▶ _Directions_
In the data below, locate each line with the word "SIZE" and list it.

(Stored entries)
- - -

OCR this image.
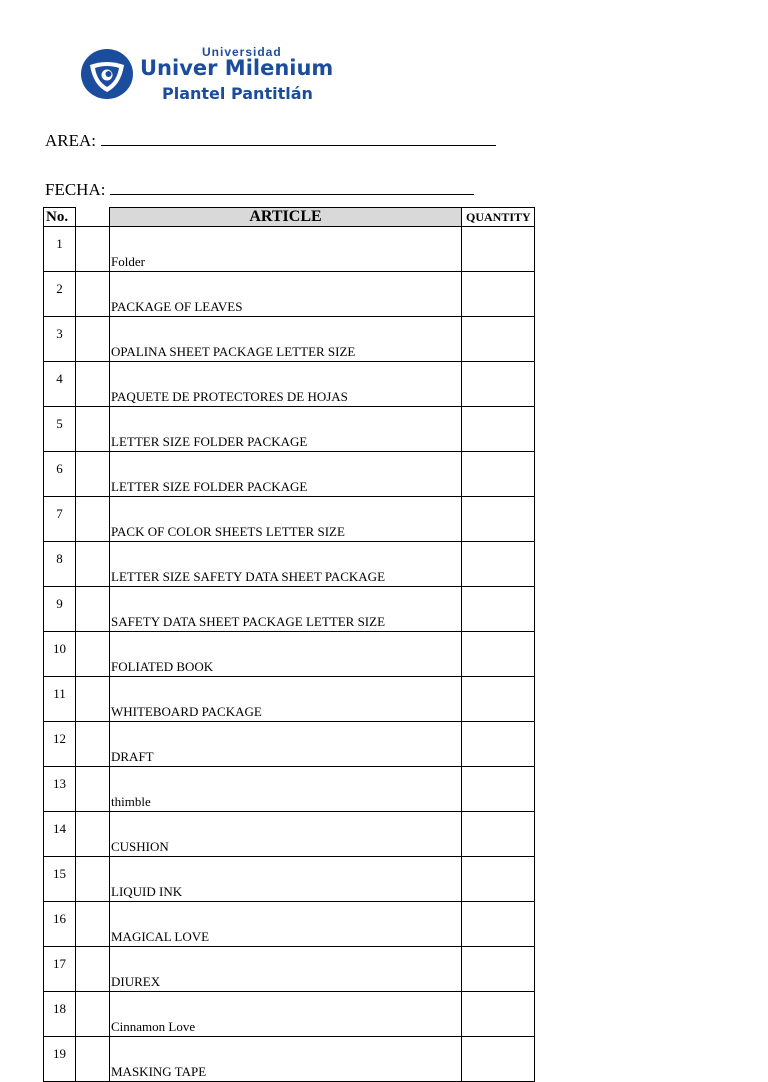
Universidad
Univer Milenium
Plantel Pantitlán
AREA:
FECHA:
No.		ARTICLE	QUANTITY
1		Folder	
2		PACKAGE OF LEAVES	
3		OPALINA SHEET PACKAGE LETTER SIZE	
4		PAQUETE DE PROTECTORES DE HOJAS	
5		LETTER SIZE FOLDER PACKAGE	
6		LETTER SIZE FOLDER PACKAGE	
7		PACK OF COLOR SHEETS LETTER SIZE	
8		LETTER SIZE SAFETY DATA SHEET PACKAGE	
9		SAFETY DATA SHEET PACKAGE LETTER SIZE	
10		FOLIATED BOOK	
11		WHITEBOARD PACKAGE	
12		DRAFT	
13		thimble	
14		CUSHION	
15		LIQUID INK	
16		MAGICAL LOVE	
17		DIUREX	
18		Cinnamon Love	
19		MASKING TAPE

- - -

▶ _Exercise output_
3		OPALINA SHEET PACKAGE LETTER SIZE	
5		LETTER SIZE FOLDER PACKAGE	
6		LETTER SIZE FOLDER PACKAGE	
7		PACK OF COLOR SHEETS LETTER SIZE	
8		LETTER SIZE SAFETY DATA SHEET PACKAGE	
9		SAFETY DATA SHEET PACKAGE LETTER SIZE	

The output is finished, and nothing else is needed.